__REQUIREMENTS__
Repeat exactly, and only, the lines from the one holding "Output the text content of this document." through the last line of the records below.

__INFORMATION SHOWN__
** Start **

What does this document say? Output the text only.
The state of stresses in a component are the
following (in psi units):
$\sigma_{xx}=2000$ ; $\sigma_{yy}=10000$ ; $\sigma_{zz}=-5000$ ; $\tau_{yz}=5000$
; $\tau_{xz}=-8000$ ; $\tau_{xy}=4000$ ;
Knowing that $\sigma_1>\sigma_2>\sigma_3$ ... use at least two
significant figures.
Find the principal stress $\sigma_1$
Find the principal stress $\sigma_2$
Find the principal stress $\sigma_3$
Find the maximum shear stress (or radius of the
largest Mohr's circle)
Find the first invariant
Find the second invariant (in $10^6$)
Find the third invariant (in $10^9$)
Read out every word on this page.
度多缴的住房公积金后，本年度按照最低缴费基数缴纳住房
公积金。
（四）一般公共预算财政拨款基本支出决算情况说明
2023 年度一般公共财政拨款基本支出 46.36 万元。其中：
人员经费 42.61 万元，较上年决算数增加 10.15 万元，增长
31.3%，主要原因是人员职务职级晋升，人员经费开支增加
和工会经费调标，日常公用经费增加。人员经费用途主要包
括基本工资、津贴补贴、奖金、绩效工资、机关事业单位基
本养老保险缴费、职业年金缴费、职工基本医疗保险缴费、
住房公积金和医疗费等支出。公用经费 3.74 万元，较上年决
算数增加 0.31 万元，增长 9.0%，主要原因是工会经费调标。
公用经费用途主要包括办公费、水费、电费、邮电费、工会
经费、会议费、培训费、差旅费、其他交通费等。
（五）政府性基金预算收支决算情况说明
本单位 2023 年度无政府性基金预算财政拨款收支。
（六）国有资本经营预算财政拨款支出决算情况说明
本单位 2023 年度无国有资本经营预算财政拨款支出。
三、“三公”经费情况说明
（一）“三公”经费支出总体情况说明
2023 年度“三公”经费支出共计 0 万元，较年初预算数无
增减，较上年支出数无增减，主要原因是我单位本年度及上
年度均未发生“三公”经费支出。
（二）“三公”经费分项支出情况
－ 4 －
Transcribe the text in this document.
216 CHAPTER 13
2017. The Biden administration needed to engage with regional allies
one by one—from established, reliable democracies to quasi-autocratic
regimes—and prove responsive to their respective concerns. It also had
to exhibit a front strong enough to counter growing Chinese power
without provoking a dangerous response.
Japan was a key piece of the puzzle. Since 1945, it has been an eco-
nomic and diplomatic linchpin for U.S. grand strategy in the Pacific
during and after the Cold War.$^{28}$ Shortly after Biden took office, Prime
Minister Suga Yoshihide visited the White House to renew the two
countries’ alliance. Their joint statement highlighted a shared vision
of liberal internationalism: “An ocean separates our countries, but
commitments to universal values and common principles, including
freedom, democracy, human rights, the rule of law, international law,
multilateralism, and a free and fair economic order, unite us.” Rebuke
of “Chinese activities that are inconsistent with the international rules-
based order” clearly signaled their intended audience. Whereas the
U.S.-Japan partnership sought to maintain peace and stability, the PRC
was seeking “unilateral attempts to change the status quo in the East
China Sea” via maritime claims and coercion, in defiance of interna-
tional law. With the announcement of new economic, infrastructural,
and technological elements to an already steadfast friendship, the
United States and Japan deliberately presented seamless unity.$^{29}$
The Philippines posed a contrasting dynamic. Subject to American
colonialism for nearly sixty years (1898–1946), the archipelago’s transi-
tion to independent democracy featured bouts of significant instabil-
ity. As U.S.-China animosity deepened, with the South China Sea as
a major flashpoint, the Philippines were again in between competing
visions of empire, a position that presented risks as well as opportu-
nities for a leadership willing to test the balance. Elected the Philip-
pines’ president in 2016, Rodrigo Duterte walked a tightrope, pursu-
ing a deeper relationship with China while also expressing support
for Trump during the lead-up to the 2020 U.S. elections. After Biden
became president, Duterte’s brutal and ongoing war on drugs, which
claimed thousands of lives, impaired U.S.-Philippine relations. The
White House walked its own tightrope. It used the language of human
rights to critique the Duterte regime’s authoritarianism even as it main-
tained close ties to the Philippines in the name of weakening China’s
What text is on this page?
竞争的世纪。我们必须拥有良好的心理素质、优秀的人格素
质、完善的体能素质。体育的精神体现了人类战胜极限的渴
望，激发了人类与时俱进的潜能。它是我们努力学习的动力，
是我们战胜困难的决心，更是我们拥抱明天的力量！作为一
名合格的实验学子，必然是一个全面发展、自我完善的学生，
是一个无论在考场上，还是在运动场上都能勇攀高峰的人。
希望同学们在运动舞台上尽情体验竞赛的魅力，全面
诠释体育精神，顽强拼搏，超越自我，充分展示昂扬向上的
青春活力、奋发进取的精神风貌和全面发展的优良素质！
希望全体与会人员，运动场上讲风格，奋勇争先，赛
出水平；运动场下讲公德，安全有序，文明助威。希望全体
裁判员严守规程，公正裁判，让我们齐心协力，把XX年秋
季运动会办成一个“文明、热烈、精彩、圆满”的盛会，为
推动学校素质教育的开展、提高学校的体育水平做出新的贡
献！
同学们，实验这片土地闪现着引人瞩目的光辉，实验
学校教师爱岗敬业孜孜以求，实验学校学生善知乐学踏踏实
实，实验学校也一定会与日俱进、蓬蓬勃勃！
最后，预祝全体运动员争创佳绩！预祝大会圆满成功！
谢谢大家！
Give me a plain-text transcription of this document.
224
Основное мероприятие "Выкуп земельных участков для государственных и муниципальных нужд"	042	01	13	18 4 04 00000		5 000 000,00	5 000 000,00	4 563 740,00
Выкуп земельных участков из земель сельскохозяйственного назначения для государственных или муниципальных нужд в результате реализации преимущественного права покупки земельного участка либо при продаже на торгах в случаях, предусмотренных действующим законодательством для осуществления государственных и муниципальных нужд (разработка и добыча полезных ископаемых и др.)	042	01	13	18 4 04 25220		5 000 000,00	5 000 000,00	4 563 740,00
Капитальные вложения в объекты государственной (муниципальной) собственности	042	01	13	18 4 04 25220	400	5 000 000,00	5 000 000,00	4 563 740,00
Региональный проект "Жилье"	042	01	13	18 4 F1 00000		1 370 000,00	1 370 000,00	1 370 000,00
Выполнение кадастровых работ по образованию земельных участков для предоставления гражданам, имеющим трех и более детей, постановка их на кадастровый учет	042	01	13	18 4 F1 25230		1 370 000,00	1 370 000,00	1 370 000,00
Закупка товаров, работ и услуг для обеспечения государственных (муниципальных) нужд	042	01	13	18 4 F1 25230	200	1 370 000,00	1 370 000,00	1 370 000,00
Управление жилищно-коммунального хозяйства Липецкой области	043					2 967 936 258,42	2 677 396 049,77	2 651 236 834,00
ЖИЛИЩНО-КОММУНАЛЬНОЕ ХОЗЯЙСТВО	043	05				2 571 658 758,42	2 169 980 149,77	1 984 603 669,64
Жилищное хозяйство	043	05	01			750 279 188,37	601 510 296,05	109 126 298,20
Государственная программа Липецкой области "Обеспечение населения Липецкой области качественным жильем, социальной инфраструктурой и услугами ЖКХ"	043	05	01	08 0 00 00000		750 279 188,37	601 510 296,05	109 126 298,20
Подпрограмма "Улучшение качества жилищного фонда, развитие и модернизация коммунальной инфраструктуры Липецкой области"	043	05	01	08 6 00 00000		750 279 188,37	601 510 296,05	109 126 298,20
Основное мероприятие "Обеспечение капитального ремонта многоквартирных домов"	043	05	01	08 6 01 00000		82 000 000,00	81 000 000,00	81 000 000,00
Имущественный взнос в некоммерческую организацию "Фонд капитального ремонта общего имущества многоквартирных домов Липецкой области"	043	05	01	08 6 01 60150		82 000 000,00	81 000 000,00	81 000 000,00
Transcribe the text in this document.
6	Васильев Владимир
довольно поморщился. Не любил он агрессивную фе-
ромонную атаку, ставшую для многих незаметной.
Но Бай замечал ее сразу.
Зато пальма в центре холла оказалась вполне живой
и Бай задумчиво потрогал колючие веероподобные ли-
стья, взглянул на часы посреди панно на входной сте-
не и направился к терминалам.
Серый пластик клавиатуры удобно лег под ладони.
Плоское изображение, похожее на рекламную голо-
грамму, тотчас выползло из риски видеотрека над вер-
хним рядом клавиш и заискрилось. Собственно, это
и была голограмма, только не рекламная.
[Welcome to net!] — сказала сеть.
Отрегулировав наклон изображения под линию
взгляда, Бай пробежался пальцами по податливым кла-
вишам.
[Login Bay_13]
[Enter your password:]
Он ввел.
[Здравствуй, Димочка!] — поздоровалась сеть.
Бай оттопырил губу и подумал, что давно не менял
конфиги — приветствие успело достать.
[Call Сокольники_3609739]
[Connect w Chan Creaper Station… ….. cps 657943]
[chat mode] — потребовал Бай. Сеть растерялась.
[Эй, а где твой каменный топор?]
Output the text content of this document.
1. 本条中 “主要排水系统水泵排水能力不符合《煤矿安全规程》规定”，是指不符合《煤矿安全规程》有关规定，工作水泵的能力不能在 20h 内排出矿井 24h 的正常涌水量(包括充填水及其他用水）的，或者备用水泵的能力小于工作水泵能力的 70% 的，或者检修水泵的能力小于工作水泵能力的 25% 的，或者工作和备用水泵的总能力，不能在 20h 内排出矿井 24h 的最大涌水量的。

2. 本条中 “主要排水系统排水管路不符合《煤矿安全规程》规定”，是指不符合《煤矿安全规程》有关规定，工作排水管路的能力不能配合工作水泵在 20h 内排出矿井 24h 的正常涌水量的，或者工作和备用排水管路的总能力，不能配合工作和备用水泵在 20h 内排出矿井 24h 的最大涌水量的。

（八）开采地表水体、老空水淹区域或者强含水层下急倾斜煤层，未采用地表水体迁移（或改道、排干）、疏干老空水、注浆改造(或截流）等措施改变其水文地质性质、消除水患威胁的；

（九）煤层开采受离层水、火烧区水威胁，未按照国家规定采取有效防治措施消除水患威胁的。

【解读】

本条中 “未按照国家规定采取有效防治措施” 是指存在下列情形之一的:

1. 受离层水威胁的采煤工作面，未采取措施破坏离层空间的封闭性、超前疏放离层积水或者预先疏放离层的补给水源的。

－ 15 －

** End **

__FULL RESPONSE__
Output the text content of this document.
1. 本条中 “主要排水系统水泵排水能力不符合《煤矿安全规程》规定”，是指不符合《煤矿安全规程》有关规定，工作水泵的能力不能在 20h 内排出矿井 24h 的正常涌水量(包括充填水及其他用水）的，或者备用水泵的能力小于工作水泵能力的 70% 的，或者检修水泵的能力小于工作水泵能力的 25% 的，或者工作和备用水泵的总能力，不能在 20h 内排出矿井 24h 的最大涌水量的。

2. 本条中 “主要排水系统排水管路不符合《煤矿安全规程》规定”，是指不符合《煤矿安全规程》有关规定，工作排水管路的能力不能配合工作水泵在 20h 内排出矿井 24h 的正常涌水量的，或者工作和备用排水管路的总能力，不能配合工作和备用水泵在 20h 内排出矿井 24h 的最大涌水量的。

（八）开采地表水体、老空水淹区域或者强含水层下急倾斜煤层，未采用地表水体迁移（或改道、排干）、疏干老空水、注浆改造(或截流）等措施改变其水文地质性质、消除水患威胁的；

（九）煤层开采受离层水、火烧区水威胁，未按照国家规定采取有效防治措施消除水患威胁的。

【解读】

本条中 “未按照国家规定采取有效防治措施” 是指存在下列情形之一的:

1. 受离层水威胁的采煤工作面，未采取措施破坏离层空间的封闭性、超前疏放离层积水或者预先疏放离层的补给水源的。

－ 15 －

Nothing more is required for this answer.